Dataset entries:

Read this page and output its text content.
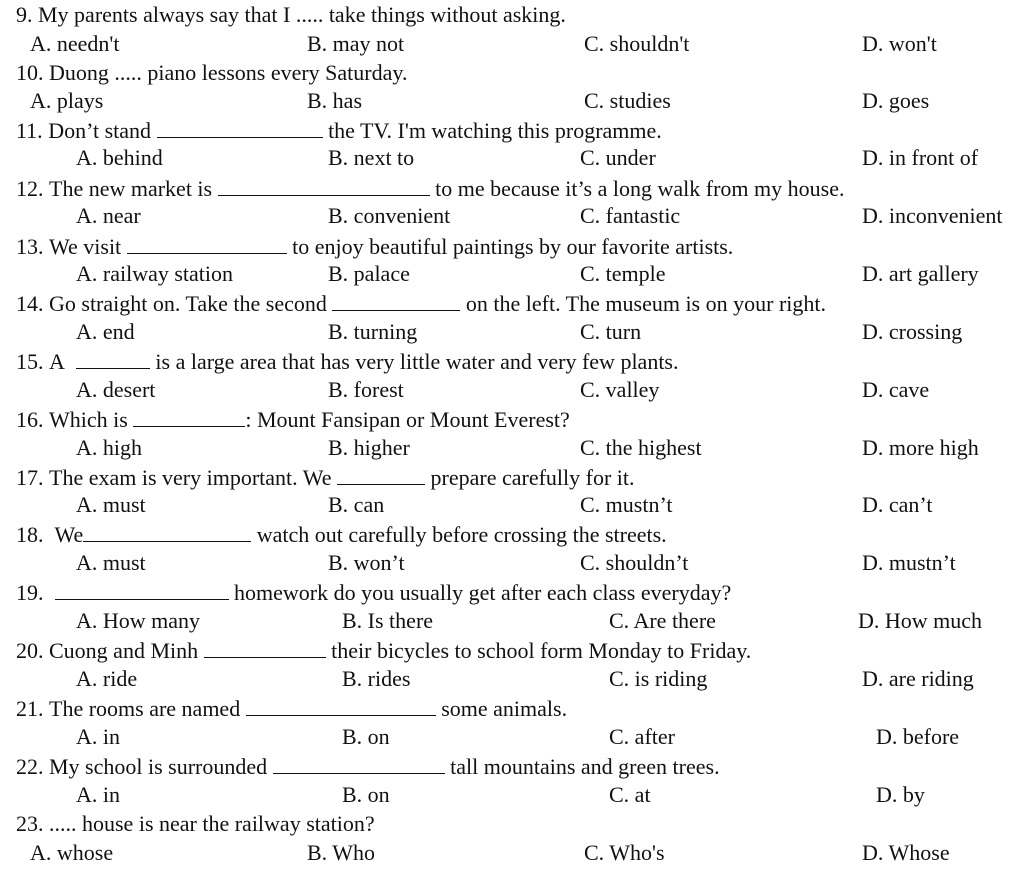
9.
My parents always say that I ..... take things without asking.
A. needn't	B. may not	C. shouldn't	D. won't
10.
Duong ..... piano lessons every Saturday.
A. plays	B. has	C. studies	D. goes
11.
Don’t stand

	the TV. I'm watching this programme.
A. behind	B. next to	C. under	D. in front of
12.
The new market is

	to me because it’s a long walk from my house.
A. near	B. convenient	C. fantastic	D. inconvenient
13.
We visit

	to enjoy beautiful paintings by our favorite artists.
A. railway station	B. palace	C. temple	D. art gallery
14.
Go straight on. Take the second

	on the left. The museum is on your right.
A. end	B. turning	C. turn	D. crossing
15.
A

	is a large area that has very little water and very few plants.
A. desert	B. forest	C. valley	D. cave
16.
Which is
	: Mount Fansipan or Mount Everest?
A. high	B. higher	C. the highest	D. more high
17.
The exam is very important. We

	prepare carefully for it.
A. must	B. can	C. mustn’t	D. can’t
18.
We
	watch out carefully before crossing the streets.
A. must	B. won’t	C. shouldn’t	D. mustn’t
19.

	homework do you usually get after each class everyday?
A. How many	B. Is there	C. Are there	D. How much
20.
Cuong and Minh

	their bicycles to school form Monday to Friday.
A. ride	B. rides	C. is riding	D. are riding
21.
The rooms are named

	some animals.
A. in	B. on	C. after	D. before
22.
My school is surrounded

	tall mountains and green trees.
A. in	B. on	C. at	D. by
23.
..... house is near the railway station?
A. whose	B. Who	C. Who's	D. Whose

**Work to be completed**. Repeat all of the entries word for word, but omit the pictures.

**Expected answer**.
Read this page and output its text content.
9.
My parents always say that I ..... take things without asking.
A. needn't	B. may not	C. shouldn't	D. won't
10.
Duong ..... piano lessons every Saturday.
A. plays	B. has	C. studies	D. goes
11.
Don’t stand

	the TV. I'm watching this programme.
A. behind	B. next to	C. under	D. in front of
12.
The new market is

	to me because it’s a long walk from my house.
A. near	B. convenient	C. fantastic	D. inconvenient
13.
We visit

	to enjoy beautiful paintings by our favorite artists.
A. railway station	B. palace	C. temple	D. art gallery
14.
Go straight on. Take the second

	on the left. The museum is on your right.
A. end	B. turning	C. turn	D. crossing
15.
A

	is a large area that has very little water and very few plants.
A. desert	B. forest	C. valley	D. cave
16.
Which is
	: Mount Fansipan or Mount Everest?
A. high	B. higher	C. the highest	D. more high
17.
The exam is very important. We

	prepare carefully for it.
A. must	B. can	C. mustn’t	D. can’t
18.
We
	watch out carefully before crossing the streets.
A. must	B. won’t	C. shouldn’t	D. mustn’t
19.

	homework do you usually get after each class everyday?
A. How many	B. Is there	C. Are there	D. How much
20.
Cuong and Minh

	their bicycles to school form Monday to Friday.
A. ride	B. rides	C. is riding	D. are riding
21.
The rooms are named

	some animals.
A. in	B. on	C. after	D. before
22.
My school is surrounded

	tall mountains and green trees.
A. in	B. on	C. at	D. by
23.
..... house is near the railway station?
A. whose	B. Who	C. Who's	D. Whose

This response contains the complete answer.